PROBLEM TO WORK ON: Repeat the lines below exactly as they appear, but leave out the images.

A run of records:
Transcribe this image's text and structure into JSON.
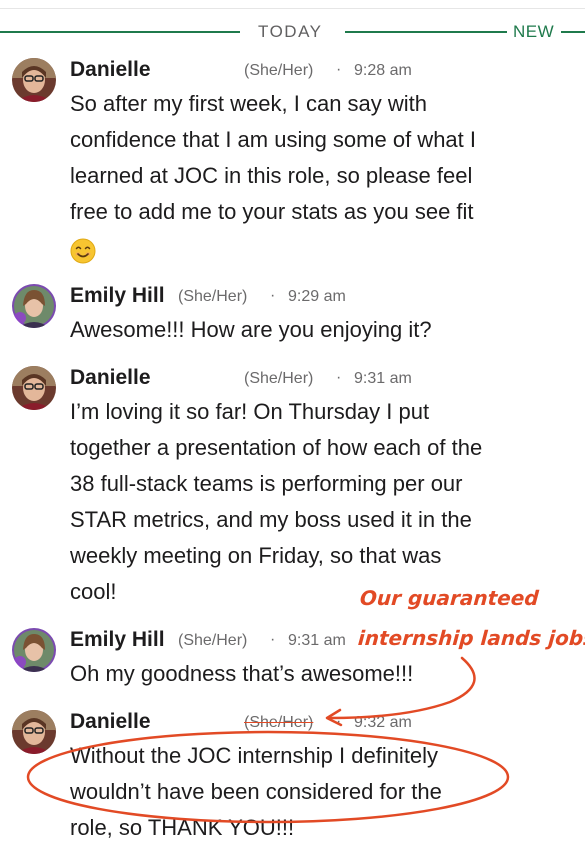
{
  "divider": {
    "today": "TODAY",
    "new": "NEW"
  },
  "messages": [
    {
      "name": "Danielle",
      "pronouns": "(She/Her)",
      "time": "9:28 am",
      "lines": [
        "So after my first week, I can say with",
        "confidence that I am using some of what I",
        "learned at JOC in this role, so please feel",
        "free to add me to your stats as you see fit"
      ],
      "emoji": "smiling-face"
    },
    {
      "name": "Emily Hill",
      "pronouns": "(She/Her)",
      "time": "9:29 am",
      "lines": [
        "Awesome!!! How are you enjoying it?"
      ]
    },
    {
      "name": "Danielle",
      "pronouns": "(She/Her)",
      "time": "9:31 am",
      "lines": [
        "I’m loving it so far!  On Thursday I put",
        "together a presentation of how each of the",
        "38 full-stack teams is performing per our",
        "STAR metrics, and my boss used it in the",
        "weekly meeting on Friday, so that was",
        "cool!"
      ]
    },
    {
      "name": "Emily Hill",
      "pronouns": "(She/Her)",
      "time": "9:31 am",
      "lines": [
        "Oh my goodness that’s awesome!!!"
      ]
    },
    {
      "name": "Danielle",
      "pronouns": "(She/Her)",
      "time": "9:32 am",
      "lines": [
        "Without the JOC internship I definitely",
        "wouldn’t have been considered for the",
        "role, so THANK YOU!!!"
      ]
    }
  ],
  "annotation": {
    "line1": "Our guaranteed",
    "line2": "internship lands jobs",
    "color": "#e24a25"
  },
  "colors": {
    "green": "#1f7a4c",
    "meta": "#6b6a6b",
    "text": "#1d1c1d"
  }
}
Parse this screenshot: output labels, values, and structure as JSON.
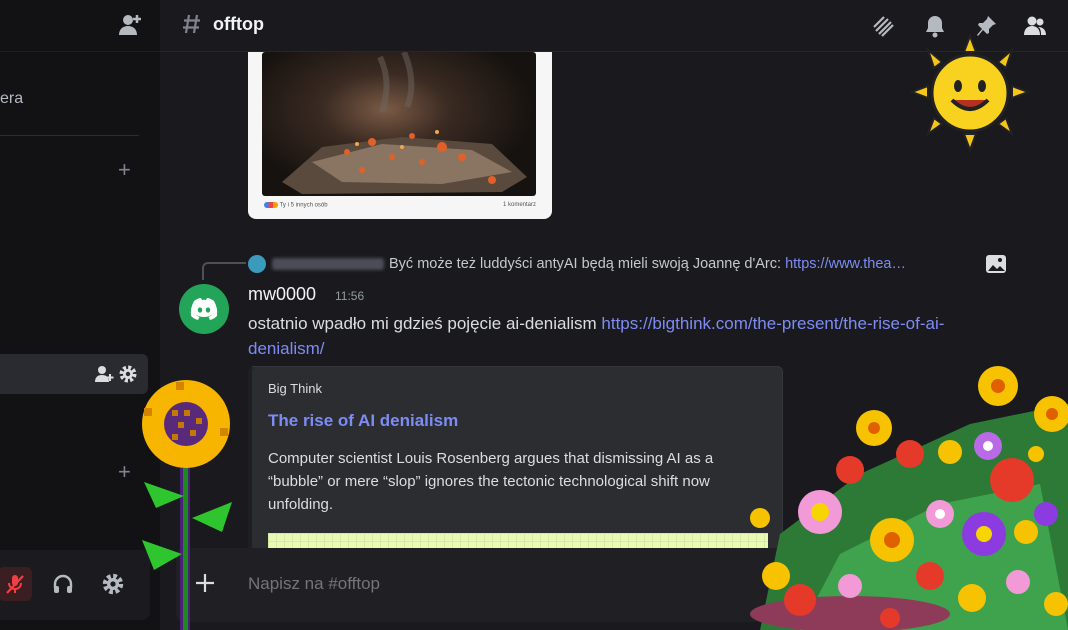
{
  "sidebar": {
    "partial_text": "era",
    "plus_labels": [
      "+",
      "+"
    ],
    "invite_icon": "add-user-icon",
    "active_icons": [
      "add-member-icon",
      "gear-icon"
    ],
    "userbar_icons": [
      "microphone-muted-icon",
      "headphones-icon",
      "gear-icon"
    ]
  },
  "header": {
    "channel_name": "offtop",
    "icons": [
      "threads-icon",
      "bell-icon",
      "pin-icon",
      "members-icon"
    ]
  },
  "embed_preview": {
    "footer_left": "Ty i 5 innych osób",
    "footer_right": "1 komentarz"
  },
  "reply": {
    "text": "Być może też luddyści antyAI będą mieli swoją Joannę d'Arc: ",
    "link": "https://www.thea…",
    "icon": "image-icon"
  },
  "message": {
    "author": "mw0000",
    "time": "11:56",
    "text": "ostatnio wpadło mi gdzieś pojęcie ai-denialism ",
    "link": "https://bigthink.com/the-present/the-rise-of-ai-denialism/",
    "avatar_icon": "discord-logo-icon"
  },
  "link_card": {
    "provider": "Big Think",
    "title": "The rise of AI denialism",
    "description": "Computer scientist Louis Rosenberg argues that dismissing AI as a “bubble” or mere “slop” ignores the tectonic technological shift now unfolding."
  },
  "composer": {
    "placeholder": "Napisz na #offtop",
    "plus_icon": "plus-icon"
  },
  "decorations": [
    "pixel-sun-icon",
    "pixel-sunflower-icon",
    "pixel-flower-bush-icon"
  ],
  "colors": {
    "accent_link": "#7d8cf5",
    "avatar_green": "#23a559",
    "muted_red": "#f23f43"
  }
}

RESULT OF THE EXERCISE:
Transcribe this image's text and structure into JSON.
{
  "divider": {
    "today": "TODAY",
    "new": "NEW"
  },
  "messages": [
    {
      "name": "Danielle",
      "pronouns": "(She/Her)",
      "time": "9:28 am",
      "lines": [
        "So after my first week, I can say with",
        "confidence that I am using some of what I",
        "learned at JOC in this role, so please feel",
        "free to add me to your stats as you see fit"
      ],
      "emoji": "smiling-face"
    },
    {
      "name": "Emily Hill",
      "pronouns": "(She/Her)",
      "time": "9:29 am",
      "lines": [
        "Awesome!!! How are you enjoying it?"
      ]
    },
    {
      "name": "Danielle",
      "pronouns": "(She/Her)",
      "time": "9:31 am",
      "lines": [
        "I’m loving it so far!  On Thursday I put",
        "together a presentation of how each of the",
        "38 full-stack teams is performing per our",
        "STAR metrics, and my boss used it in the",
        "weekly meeting on Friday, so that was",
        "cool!"
      ]
    },
    {
      "name": "Emily Hill",
      "pronouns": "(She/Her)",
      "time": "9:31 am",
      "lines": [
        "Oh my goodness that’s awesome!!!"
      ]
    },
    {
      "name": "Danielle",
      "pronouns": "(She/Her)",
      "time": "9:32 am",
      "lines": [
        "Without the JOC internship I definitely",
        "wouldn’t have been considered for the",
        "role, so THANK YOU!!!"
      ]
    }
  ],
  "annotation": {
    "line1": "Our guaranteed",
    "line2": "internship lands jobs",
    "color": "#e24a25"
  },
  "colors": {
    "green": "#1f7a4c",
    "meta": "#6b6a6b",
    "text": "#1d1c1d"
  }
}
Parse this screenshot: output labels, values, and structure as JSON.
{
  "sidebar": {
    "partial_text": "era",
    "plus_labels": [
      "+",
      "+"
    ],
    "invite_icon": "add-user-icon",
    "active_icons": [
      "add-member-icon",
      "gear-icon"
    ],
    "userbar_icons": [
      "microphone-muted-icon",
      "headphones-icon",
      "gear-icon"
    ]
  },
  "header": {
    "channel_name": "offtop",
    "icons": [
      "threads-icon",
      "bell-icon",
      "pin-icon",
      "members-icon"
    ]
  },
  "embed_preview": {
    "footer_left": "Ty i 5 innych osób",
    "footer_right": "1 komentarz"
  },
  "reply": {
    "text": "Być może też luddyści antyAI będą mieli swoją Joannę d'Arc: ",
    "link": "https://www.thea…",
    "icon": "image-icon"
  },
  "message": {
    "author": "mw0000",
    "time": "11:56",
    "text": "ostatnio wpadło mi gdzieś pojęcie ai-denialism ",
    "link": "https://bigthink.com/the-present/the-rise-of-ai-denialism/",
    "avatar_icon": "discord-logo-icon"
  },
  "link_card": {
    "provider": "Big Think",
    "title": "The rise of AI denialism",
    "description": "Computer scientist Louis Rosenberg argues that dismissing AI as a “bubble” or mere “slop” ignores the tectonic technological shift now unfolding."
  },
  "composer": {
    "placeholder": "Napisz na #offtop",
    "plus_icon": "plus-icon"
  },
  "decorations": [
    "pixel-sun-icon",
    "pixel-sunflower-icon",
    "pixel-flower-bush-icon"
  ],
  "colors": {
    "accent_link": "#7d8cf5",
    "avatar_green": "#23a559",
    "muted_red": "#f23f43"
  }
}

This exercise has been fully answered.